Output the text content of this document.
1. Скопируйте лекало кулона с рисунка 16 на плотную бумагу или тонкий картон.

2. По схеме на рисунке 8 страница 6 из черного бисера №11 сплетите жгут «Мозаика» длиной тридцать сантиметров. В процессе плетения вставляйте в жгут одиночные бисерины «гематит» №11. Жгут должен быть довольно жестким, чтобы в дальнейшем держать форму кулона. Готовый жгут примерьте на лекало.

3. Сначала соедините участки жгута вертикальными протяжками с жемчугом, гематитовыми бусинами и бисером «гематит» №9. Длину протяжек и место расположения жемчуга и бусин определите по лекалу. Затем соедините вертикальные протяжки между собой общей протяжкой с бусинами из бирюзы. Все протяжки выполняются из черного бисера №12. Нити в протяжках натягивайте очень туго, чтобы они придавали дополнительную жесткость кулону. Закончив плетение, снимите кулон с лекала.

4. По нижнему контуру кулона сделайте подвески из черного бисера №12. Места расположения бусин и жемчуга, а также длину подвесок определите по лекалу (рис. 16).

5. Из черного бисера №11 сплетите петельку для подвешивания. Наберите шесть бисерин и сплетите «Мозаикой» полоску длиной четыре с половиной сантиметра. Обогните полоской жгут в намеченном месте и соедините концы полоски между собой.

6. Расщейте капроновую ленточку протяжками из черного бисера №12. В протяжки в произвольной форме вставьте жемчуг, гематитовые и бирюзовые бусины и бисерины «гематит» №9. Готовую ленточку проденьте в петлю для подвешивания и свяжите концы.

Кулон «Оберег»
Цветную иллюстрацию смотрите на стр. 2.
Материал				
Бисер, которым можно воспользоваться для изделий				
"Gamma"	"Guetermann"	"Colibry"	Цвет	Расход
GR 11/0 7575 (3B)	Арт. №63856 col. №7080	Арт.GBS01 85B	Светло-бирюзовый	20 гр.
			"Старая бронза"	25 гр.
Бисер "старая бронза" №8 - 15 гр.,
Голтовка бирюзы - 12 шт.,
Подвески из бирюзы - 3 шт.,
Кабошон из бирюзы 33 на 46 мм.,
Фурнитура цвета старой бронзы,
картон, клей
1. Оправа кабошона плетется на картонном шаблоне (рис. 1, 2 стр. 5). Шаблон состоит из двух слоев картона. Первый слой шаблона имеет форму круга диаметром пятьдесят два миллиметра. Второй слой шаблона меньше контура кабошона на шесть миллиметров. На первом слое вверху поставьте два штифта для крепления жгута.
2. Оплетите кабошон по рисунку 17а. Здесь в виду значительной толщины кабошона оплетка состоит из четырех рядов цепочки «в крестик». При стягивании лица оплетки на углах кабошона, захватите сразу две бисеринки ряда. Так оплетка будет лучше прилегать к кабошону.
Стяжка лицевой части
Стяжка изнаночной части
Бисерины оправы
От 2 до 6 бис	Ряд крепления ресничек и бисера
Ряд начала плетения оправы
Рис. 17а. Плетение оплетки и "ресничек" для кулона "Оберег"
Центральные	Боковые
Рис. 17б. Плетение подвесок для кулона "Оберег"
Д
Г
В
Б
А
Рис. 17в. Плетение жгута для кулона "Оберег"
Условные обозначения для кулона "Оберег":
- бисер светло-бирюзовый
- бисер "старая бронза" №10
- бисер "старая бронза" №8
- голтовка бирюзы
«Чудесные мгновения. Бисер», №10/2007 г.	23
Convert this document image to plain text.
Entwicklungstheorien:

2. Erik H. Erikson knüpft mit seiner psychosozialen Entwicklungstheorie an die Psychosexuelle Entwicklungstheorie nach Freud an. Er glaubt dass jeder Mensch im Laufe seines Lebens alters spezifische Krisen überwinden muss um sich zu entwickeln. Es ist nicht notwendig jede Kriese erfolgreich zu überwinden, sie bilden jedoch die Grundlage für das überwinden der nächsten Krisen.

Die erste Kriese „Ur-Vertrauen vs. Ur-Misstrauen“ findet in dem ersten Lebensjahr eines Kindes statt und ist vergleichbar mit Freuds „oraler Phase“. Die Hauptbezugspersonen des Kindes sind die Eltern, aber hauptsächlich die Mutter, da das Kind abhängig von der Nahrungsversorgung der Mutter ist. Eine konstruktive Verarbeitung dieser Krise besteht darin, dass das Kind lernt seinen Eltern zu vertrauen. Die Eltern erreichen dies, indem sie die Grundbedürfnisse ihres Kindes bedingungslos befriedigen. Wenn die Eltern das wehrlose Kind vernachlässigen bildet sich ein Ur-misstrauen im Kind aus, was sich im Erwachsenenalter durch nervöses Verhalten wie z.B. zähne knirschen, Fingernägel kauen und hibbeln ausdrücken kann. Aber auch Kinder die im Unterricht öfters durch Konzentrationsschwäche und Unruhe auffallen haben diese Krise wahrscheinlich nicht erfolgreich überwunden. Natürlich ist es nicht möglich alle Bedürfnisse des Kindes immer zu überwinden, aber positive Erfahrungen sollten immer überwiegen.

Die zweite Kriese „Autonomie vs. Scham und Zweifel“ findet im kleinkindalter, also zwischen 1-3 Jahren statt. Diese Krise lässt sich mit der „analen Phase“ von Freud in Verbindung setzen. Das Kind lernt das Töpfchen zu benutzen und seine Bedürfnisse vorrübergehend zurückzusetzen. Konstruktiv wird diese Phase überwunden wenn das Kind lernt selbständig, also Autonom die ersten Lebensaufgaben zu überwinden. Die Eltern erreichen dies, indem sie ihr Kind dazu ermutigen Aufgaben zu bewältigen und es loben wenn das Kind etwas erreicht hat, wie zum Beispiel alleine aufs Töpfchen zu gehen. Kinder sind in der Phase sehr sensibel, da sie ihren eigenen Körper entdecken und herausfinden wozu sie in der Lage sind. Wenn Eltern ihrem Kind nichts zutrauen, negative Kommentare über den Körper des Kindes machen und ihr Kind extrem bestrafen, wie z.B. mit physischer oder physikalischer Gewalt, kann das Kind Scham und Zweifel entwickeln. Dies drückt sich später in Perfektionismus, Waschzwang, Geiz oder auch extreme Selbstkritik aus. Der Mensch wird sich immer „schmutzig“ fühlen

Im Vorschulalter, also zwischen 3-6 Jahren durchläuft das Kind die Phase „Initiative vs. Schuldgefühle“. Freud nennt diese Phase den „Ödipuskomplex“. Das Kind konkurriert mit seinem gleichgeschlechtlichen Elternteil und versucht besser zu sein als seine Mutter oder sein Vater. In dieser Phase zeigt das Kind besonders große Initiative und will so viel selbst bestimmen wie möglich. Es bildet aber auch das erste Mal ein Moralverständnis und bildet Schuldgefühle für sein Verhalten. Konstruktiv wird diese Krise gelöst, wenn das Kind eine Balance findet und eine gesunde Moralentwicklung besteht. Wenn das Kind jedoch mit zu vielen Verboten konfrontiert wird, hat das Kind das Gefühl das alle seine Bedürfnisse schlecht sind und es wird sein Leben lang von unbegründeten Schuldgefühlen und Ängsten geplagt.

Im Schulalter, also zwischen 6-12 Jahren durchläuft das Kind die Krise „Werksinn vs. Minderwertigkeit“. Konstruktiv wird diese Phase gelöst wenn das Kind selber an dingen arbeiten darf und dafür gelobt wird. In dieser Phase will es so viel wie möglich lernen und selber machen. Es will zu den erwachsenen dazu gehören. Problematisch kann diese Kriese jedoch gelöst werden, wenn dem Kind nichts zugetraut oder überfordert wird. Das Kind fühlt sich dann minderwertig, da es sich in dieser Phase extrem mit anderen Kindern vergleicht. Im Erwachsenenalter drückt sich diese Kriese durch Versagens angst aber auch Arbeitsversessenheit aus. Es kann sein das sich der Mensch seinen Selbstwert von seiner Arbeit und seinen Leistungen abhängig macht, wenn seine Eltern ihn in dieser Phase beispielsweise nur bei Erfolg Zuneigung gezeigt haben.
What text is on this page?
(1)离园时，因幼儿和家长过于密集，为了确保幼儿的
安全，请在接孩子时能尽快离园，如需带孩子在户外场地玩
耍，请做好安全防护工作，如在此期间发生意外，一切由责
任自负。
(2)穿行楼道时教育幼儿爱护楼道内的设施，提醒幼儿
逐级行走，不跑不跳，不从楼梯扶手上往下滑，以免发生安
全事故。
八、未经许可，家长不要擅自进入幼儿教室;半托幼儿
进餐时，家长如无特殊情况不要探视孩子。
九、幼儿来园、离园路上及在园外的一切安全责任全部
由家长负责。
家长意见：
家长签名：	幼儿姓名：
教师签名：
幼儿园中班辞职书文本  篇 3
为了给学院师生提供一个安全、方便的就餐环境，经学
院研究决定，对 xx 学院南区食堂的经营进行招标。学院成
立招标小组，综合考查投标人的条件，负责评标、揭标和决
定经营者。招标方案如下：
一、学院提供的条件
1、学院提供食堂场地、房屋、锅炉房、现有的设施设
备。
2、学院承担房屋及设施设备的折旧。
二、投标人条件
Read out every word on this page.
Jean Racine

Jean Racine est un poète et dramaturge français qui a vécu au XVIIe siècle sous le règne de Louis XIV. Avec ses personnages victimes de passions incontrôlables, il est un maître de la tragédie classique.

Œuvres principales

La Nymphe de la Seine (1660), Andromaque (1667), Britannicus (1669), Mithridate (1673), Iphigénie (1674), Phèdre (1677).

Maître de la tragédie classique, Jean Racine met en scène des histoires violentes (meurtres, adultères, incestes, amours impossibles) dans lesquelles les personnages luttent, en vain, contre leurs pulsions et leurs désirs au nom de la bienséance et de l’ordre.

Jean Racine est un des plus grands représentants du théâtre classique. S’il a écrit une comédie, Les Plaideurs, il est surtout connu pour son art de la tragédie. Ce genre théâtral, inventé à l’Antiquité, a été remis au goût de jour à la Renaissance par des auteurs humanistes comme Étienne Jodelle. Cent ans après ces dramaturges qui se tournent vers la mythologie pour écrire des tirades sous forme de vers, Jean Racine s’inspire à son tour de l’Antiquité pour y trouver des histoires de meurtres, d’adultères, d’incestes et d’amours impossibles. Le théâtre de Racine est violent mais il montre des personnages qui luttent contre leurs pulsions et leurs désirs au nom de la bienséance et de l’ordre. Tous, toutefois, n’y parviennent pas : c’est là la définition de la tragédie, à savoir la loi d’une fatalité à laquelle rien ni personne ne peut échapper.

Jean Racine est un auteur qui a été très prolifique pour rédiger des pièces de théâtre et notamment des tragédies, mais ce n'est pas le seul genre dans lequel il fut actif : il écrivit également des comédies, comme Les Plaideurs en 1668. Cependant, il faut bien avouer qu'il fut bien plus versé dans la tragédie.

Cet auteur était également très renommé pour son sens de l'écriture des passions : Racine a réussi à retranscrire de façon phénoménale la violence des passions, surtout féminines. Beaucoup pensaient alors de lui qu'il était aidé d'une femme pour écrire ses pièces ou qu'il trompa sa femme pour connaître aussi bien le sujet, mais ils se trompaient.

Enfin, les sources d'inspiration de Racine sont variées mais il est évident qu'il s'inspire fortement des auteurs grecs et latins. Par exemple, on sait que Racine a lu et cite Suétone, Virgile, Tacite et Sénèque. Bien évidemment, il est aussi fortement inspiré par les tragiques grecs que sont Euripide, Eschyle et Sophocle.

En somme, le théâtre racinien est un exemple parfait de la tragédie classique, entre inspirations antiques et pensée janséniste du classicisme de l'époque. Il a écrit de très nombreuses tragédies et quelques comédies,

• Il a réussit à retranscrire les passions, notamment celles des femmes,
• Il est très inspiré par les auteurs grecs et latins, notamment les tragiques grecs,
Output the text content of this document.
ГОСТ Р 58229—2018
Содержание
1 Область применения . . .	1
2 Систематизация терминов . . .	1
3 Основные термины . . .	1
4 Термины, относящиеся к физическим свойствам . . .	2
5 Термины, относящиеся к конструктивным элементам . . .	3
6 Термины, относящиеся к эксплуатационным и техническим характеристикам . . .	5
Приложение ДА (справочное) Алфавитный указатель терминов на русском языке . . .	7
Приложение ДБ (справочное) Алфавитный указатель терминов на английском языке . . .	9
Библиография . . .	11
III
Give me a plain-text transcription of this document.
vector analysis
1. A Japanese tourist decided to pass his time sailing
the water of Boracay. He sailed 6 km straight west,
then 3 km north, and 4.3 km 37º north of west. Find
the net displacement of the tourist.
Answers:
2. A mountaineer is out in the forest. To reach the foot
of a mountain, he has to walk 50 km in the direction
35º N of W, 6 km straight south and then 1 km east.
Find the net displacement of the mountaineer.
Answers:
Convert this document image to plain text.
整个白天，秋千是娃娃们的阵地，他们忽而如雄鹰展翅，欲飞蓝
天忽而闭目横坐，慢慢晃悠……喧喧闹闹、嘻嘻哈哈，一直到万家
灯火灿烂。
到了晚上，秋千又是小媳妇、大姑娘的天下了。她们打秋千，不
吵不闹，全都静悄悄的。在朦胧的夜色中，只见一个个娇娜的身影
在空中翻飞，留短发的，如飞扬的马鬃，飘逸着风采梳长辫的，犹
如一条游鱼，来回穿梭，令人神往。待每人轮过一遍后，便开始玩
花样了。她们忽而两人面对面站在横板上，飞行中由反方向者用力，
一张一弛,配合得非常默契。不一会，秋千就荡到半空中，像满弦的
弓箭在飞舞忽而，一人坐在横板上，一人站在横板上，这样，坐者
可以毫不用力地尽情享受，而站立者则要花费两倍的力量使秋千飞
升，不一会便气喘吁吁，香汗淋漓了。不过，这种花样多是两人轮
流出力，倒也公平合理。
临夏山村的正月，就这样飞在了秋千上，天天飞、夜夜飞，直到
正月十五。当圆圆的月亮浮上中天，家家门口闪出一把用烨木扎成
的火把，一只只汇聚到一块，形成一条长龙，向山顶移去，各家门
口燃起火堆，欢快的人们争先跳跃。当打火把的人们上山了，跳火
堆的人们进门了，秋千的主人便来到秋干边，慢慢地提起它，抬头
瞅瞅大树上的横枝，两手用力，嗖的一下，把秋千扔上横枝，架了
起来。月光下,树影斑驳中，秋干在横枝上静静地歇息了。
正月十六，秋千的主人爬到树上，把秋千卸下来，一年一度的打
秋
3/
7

• **TASK STATEMENT**: Look for "справочное" and pull out every line that has it.

• **WRITTEN SOLUTION**:
Приложение ДА (справочное) Алфавитный указатель терминов на русском языке . . .	7
Приложение ДБ (справочное) Алфавитный указатель терминов на английском языке . . .	9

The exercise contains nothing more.